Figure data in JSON
********
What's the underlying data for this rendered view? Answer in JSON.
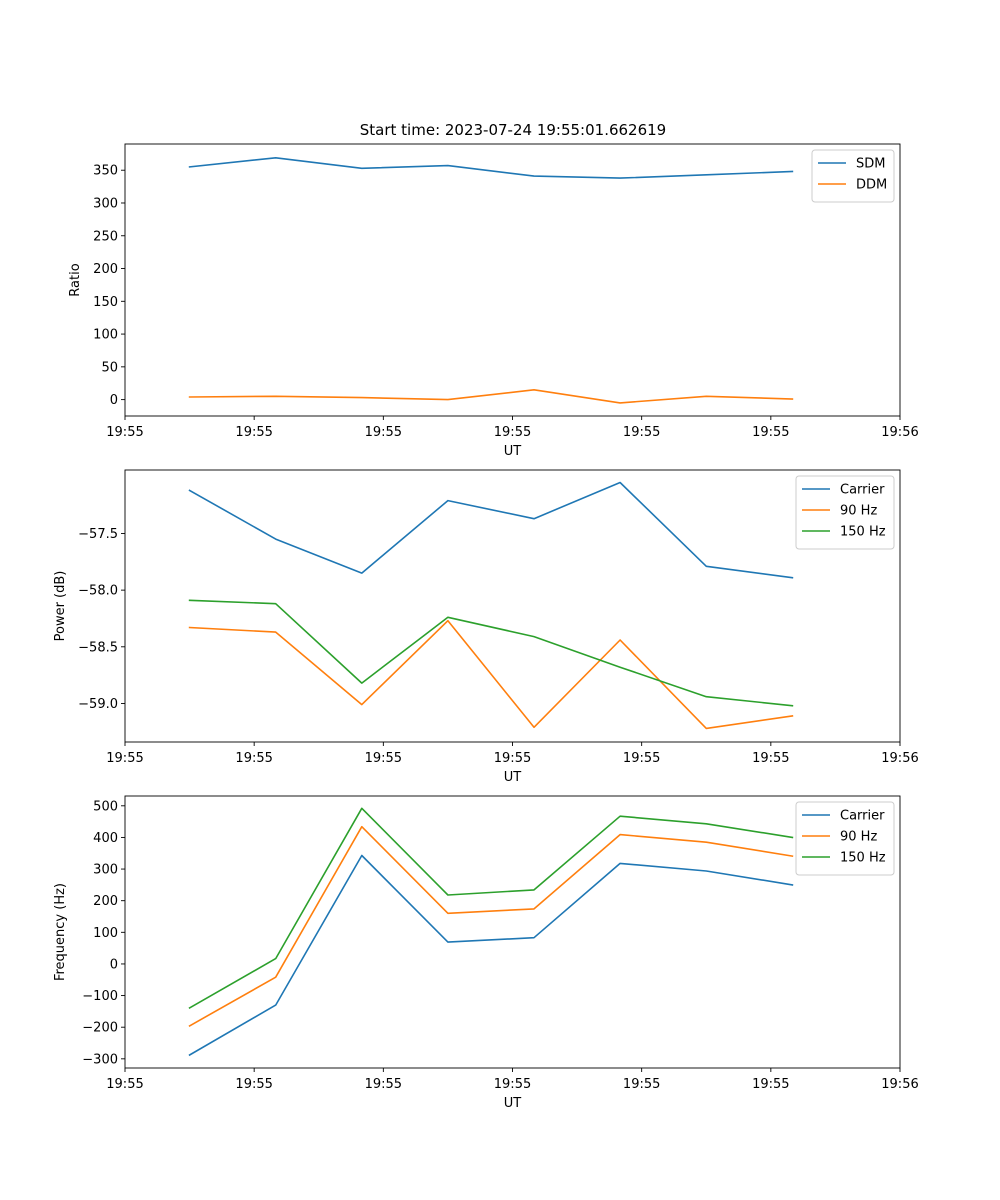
{
  "figure": {
    "title": "Start time: 2023-07-24 19:55:01.662619"
  },
  "colors": {
    "blue": "#1f77b4",
    "orange": "#ff7f0e",
    "green": "#2ca02c"
  },
  "chart_data": [
    {
      "type": "line",
      "title": "Start time: 2023-07-24 19:55:01.662619",
      "xlabel": "UT",
      "ylabel": "Ratio",
      "x": [
        1,
        2,
        3,
        4,
        5,
        6,
        7,
        8
      ],
      "xlim": [
        0.25,
        9.25
      ],
      "ylim": [
        -25,
        390
      ],
      "xticks": [
        {
          "pos": 0.25,
          "label": "19:55"
        },
        {
          "pos": 1.75,
          "label": "19:55"
        },
        {
          "pos": 3.25,
          "label": "19:55"
        },
        {
          "pos": 4.75,
          "label": "19:55"
        },
        {
          "pos": 6.25,
          "label": "19:55"
        },
        {
          "pos": 7.75,
          "label": "19:55"
        },
        {
          "pos": 9.25,
          "label": "19:56"
        }
      ],
      "yticks": [
        0,
        50,
        100,
        150,
        200,
        250,
        300,
        350
      ],
      "ytick_labels": [
        "0",
        "50",
        "100",
        "150",
        "200",
        "250",
        "300",
        "350"
      ],
      "legend_position": "top-right",
      "series": [
        {
          "name": "SDM",
          "color": "#1f77b4",
          "values": [
            355,
            369,
            353,
            357,
            341,
            338,
            343,
            348
          ]
        },
        {
          "name": "DDM",
          "color": "#ff7f0e",
          "values": [
            4,
            5,
            3,
            0,
            15,
            -5,
            5,
            1
          ]
        }
      ]
    },
    {
      "type": "line",
      "title": "",
      "xlabel": "UT",
      "ylabel": "Power (dB)",
      "x": [
        1,
        2,
        3,
        4,
        5,
        6,
        7,
        8
      ],
      "xlim": [
        0.25,
        9.25
      ],
      "ylim": [
        -59.34,
        -56.94
      ],
      "xticks": [
        {
          "pos": 0.25,
          "label": "19:55"
        },
        {
          "pos": 1.75,
          "label": "19:55"
        },
        {
          "pos": 3.25,
          "label": "19:55"
        },
        {
          "pos": 4.75,
          "label": "19:55"
        },
        {
          "pos": 6.25,
          "label": "19:55"
        },
        {
          "pos": 7.75,
          "label": "19:55"
        },
        {
          "pos": 9.25,
          "label": "19:56"
        }
      ],
      "yticks": [
        -57.5,
        -58.0,
        -58.5,
        -59.0
      ],
      "ytick_labels": [
        "−57.5",
        "−58.0",
        "−58.5",
        "−59.0"
      ],
      "legend_position": "top-right",
      "series": [
        {
          "name": "Carrier",
          "color": "#1f77b4",
          "values": [
            -57.12,
            -57.55,
            -57.85,
            -57.21,
            -57.37,
            -57.05,
            -57.79,
            -57.89
          ]
        },
        {
          "name": "90 Hz",
          "color": "#ff7f0e",
          "values": [
            -58.33,
            -58.37,
            -59.01,
            -58.27,
            -59.21,
            -58.44,
            -59.22,
            -59.11
          ]
        },
        {
          "name": "150 Hz",
          "color": "#2ca02c",
          "values": [
            -58.09,
            -58.12,
            -58.82,
            -58.24,
            -58.41,
            -58.68,
            -58.94,
            -59.02
          ]
        }
      ]
    },
    {
      "type": "line",
      "title": "",
      "xlabel": "UT",
      "ylabel": "Frequency (Hz)",
      "x": [
        1,
        2,
        3,
        4,
        5,
        6,
        7,
        8
      ],
      "xlim": [
        0.25,
        9.25
      ],
      "ylim": [
        -329,
        531
      ],
      "xticks": [
        {
          "pos": 0.25,
          "label": "19:55"
        },
        {
          "pos": 1.75,
          "label": "19:55"
        },
        {
          "pos": 3.25,
          "label": "19:55"
        },
        {
          "pos": 4.75,
          "label": "19:55"
        },
        {
          "pos": 6.25,
          "label": "19:55"
        },
        {
          "pos": 7.75,
          "label": "19:55"
        },
        {
          "pos": 9.25,
          "label": "19:56"
        }
      ],
      "yticks": [
        -300,
        -200,
        -100,
        0,
        100,
        200,
        300,
        400,
        500
      ],
      "ytick_labels": [
        "−300",
        "−200",
        "−100",
        "0",
        "100",
        "200",
        "300",
        "400",
        "500"
      ],
      "legend_position": "top-right",
      "series": [
        {
          "name": "Carrier",
          "color": "#1f77b4",
          "values": [
            -288,
            -130,
            343,
            69,
            83,
            318,
            294,
            250
          ]
        },
        {
          "name": "90 Hz",
          "color": "#ff7f0e",
          "values": [
            -196,
            -42,
            434,
            160,
            174,
            409,
            385,
            341
          ]
        },
        {
          "name": "150 Hz",
          "color": "#2ca02c",
          "values": [
            -139,
            17,
            492,
            218,
            234,
            467,
            443,
            400
          ]
        }
      ]
    }
  ]
}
********
Gather all the lines that include the word "time" and copy them out.

    "title": "Start time: 2023-07-24 19:55:01.662619"
      "title": "Start time: 2023-07-24 19:55:01.662619",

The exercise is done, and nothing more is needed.